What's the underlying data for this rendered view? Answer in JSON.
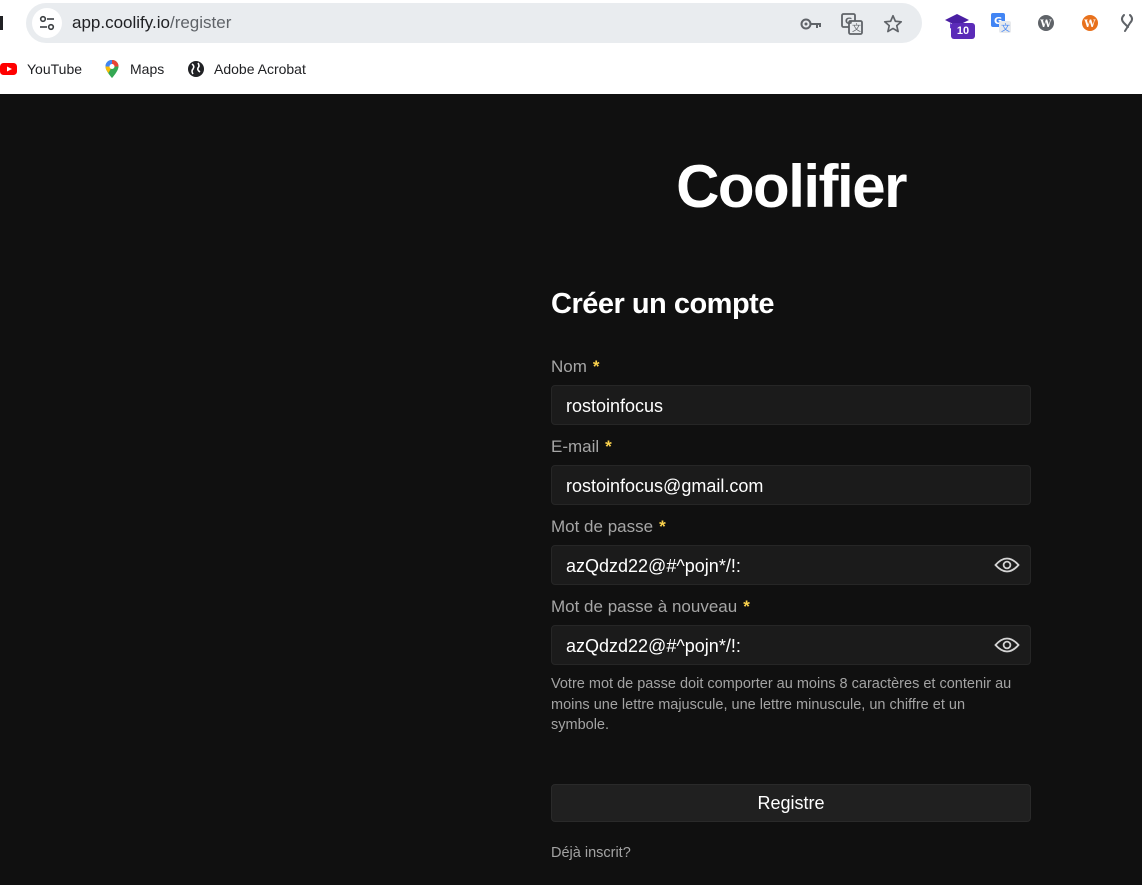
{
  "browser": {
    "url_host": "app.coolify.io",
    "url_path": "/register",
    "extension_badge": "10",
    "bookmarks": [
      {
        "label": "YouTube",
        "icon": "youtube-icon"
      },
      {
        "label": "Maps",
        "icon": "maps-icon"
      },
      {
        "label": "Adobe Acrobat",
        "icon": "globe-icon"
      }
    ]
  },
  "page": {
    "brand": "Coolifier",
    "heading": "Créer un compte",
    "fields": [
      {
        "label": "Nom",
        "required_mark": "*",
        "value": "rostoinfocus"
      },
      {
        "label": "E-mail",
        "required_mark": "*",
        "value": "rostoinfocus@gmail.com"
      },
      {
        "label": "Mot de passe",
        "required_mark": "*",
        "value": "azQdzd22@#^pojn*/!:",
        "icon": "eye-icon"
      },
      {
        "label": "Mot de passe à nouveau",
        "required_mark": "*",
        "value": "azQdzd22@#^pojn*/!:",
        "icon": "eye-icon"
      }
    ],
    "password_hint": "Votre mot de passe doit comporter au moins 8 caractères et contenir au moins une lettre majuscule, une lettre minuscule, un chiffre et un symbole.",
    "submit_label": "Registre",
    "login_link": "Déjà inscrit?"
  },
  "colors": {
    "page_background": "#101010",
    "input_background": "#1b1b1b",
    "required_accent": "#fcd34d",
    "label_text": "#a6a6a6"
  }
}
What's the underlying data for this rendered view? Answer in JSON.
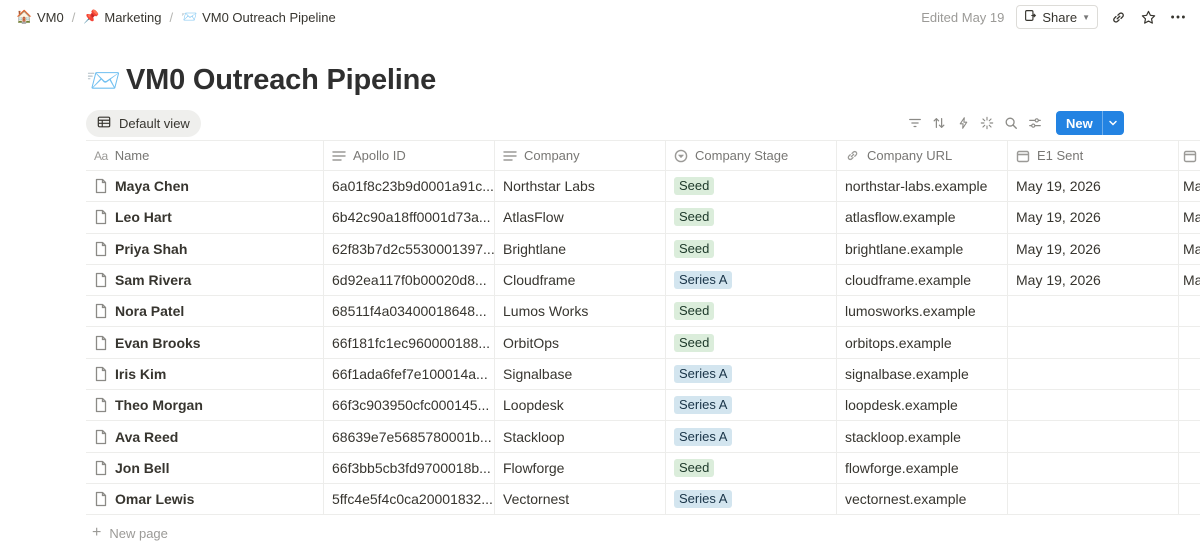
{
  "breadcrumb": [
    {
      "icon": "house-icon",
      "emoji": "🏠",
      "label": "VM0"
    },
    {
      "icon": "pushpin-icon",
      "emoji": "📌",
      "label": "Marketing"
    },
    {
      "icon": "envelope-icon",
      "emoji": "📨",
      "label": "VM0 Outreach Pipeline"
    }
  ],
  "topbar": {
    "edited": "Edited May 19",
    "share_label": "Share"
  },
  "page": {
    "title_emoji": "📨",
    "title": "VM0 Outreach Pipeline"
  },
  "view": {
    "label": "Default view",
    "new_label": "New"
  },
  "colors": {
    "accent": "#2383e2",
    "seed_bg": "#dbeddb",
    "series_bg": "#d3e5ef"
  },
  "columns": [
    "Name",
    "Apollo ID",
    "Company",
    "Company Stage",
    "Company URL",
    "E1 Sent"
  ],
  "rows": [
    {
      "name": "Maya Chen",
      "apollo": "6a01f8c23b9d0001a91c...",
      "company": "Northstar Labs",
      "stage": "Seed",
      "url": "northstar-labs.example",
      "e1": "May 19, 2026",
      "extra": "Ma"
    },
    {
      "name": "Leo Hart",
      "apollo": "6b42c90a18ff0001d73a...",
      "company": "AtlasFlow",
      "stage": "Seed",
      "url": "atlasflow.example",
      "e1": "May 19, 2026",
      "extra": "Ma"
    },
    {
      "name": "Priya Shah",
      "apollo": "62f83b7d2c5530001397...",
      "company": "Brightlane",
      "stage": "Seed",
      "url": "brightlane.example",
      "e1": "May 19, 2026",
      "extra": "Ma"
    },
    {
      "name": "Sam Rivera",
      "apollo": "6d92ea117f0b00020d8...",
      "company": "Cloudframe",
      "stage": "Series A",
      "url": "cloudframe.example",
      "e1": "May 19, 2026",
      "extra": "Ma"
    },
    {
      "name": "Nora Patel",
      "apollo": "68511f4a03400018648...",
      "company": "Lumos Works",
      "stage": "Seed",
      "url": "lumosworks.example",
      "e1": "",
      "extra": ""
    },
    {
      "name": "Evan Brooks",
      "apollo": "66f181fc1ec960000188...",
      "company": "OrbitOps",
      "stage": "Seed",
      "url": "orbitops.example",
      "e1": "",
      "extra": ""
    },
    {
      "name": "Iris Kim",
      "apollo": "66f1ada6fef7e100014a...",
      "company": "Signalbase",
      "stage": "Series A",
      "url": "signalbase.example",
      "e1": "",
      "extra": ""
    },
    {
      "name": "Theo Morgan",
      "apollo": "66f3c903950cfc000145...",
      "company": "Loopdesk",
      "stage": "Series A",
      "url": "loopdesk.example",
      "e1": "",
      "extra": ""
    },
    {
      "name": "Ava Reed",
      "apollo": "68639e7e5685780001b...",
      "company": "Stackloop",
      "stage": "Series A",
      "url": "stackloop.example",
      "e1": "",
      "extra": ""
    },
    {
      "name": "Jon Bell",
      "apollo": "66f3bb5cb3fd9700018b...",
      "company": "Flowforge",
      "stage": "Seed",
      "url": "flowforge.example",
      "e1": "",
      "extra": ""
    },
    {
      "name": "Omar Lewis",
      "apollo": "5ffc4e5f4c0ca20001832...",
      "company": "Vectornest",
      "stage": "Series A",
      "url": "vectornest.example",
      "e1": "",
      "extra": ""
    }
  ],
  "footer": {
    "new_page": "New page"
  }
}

WRITTEN REQUEST
Set down every record once more, word for word, without pictures.

RESULT OF THE TASK
What's the underlying data for this rendered view? Answer in JSON.
{
  "browser": {
    "url_host": "app.coolify.io",
    "url_path": "/register",
    "extension_badge": "10",
    "bookmarks": [
      {
        "label": "YouTube",
        "icon": "youtube-icon"
      },
      {
        "label": "Maps",
        "icon": "maps-icon"
      },
      {
        "label": "Adobe Acrobat",
        "icon": "globe-icon"
      }
    ]
  },
  "page": {
    "brand": "Coolifier",
    "heading": "Créer un compte",
    "fields": [
      {
        "label": "Nom",
        "required_mark": "*",
        "value": "rostoinfocus"
      },
      {
        "label": "E-mail",
        "required_mark": "*",
        "value": "rostoinfocus@gmail.com"
      },
      {
        "label": "Mot de passe",
        "required_mark": "*",
        "value": "azQdzd22@#^pojn*/!:",
        "icon": "eye-icon"
      },
      {
        "label": "Mot de passe à nouveau",
        "required_mark": "*",
        "value": "azQdzd22@#^pojn*/!:",
        "icon": "eye-icon"
      }
    ],
    "password_hint": "Votre mot de passe doit comporter au moins 8 caractères et contenir au moins une lettre majuscule, une lettre minuscule, un chiffre et un symbole.",
    "submit_label": "Registre",
    "login_link": "Déjà inscrit?"
  },
  "colors": {
    "page_background": "#101010",
    "input_background": "#1b1b1b",
    "required_accent": "#fcd34d",
    "label_text": "#a6a6a6"
  }
}
What's the underlying data for this rendered view? Answer in JSON.
{
  "breadcrumb": [
    {
      "icon": "house-icon",
      "emoji": "🏠",
      "label": "VM0"
    },
    {
      "icon": "pushpin-icon",
      "emoji": "📌",
      "label": "Marketing"
    },
    {
      "icon": "envelope-icon",
      "emoji": "📨",
      "label": "VM0 Outreach Pipeline"
    }
  ],
  "topbar": {
    "edited": "Edited May 19",
    "share_label": "Share"
  },
  "page": {
    "title_emoji": "📨",
    "title": "VM0 Outreach Pipeline"
  },
  "view": {
    "label": "Default view",
    "new_label": "New"
  },
  "colors": {
    "accent": "#2383e2",
    "seed_bg": "#dbeddb",
    "series_bg": "#d3e5ef"
  },
  "columns": [
    "Name",
    "Apollo ID",
    "Company",
    "Company Stage",
    "Company URL",
    "E1 Sent"
  ],
  "rows": [
    {
      "name": "Maya Chen",
      "apollo": "6a01f8c23b9d0001a91c...",
      "company": "Northstar Labs",
      "stage": "Seed",
      "url": "northstar-labs.example",
      "e1": "May 19, 2026",
      "extra": "Ma"
    },
    {
      "name": "Leo Hart",
      "apollo": "6b42c90a18ff0001d73a...",
      "company": "AtlasFlow",
      "stage": "Seed",
      "url": "atlasflow.example",
      "e1": "May 19, 2026",
      "extra": "Ma"
    },
    {
      "name": "Priya Shah",
      "apollo": "62f83b7d2c5530001397...",
      "company": "Brightlane",
      "stage": "Seed",
      "url": "brightlane.example",
      "e1": "May 19, 2026",
      "extra": "Ma"
    },
    {
      "name": "Sam Rivera",
      "apollo": "6d92ea117f0b00020d8...",
      "company": "Cloudframe",
      "stage": "Series A",
      "url": "cloudframe.example",
      "e1": "May 19, 2026",
      "extra": "Ma"
    },
    {
      "name": "Nora Patel",
      "apollo": "68511f4a03400018648...",
      "company": "Lumos Works",
      "stage": "Seed",
      "url": "lumosworks.example",
      "e1": "",
      "extra": ""
    },
    {
      "name": "Evan Brooks",
      "apollo": "66f181fc1ec960000188...",
      "company": "OrbitOps",
      "stage": "Seed",
      "url": "orbitops.example",
      "e1": "",
      "extra": ""
    },
    {
      "name": "Iris Kim",
      "apollo": "66f1ada6fef7e100014a...",
      "company": "Signalbase",
      "stage": "Series A",
      "url": "signalbase.example",
      "e1": "",
      "extra": ""
    },
    {
      "name": "Theo Morgan",
      "apollo": "66f3c903950cfc000145...",
      "company": "Loopdesk",
      "stage": "Series A",
      "url": "loopdesk.example",
      "e1": "",
      "extra": ""
    },
    {
      "name": "Ava Reed",
      "apollo": "68639e7e5685780001b...",
      "company": "Stackloop",
      "stage": "Series A",
      "url": "stackloop.example",
      "e1": "",
      "extra": ""
    },
    {
      "name": "Jon Bell",
      "apollo": "66f3bb5cb3fd9700018b...",
      "company": "Flowforge",
      "stage": "Seed",
      "url": "flowforge.example",
      "e1": "",
      "extra": ""
    },
    {
      "name": "Omar Lewis",
      "apollo": "5ffc4e5f4c0ca20001832...",
      "company": "Vectornest",
      "stage": "Series A",
      "url": "vectornest.example",
      "e1": "",
      "extra": ""
    }
  ],
  "footer": {
    "new_page": "New page"
  }
}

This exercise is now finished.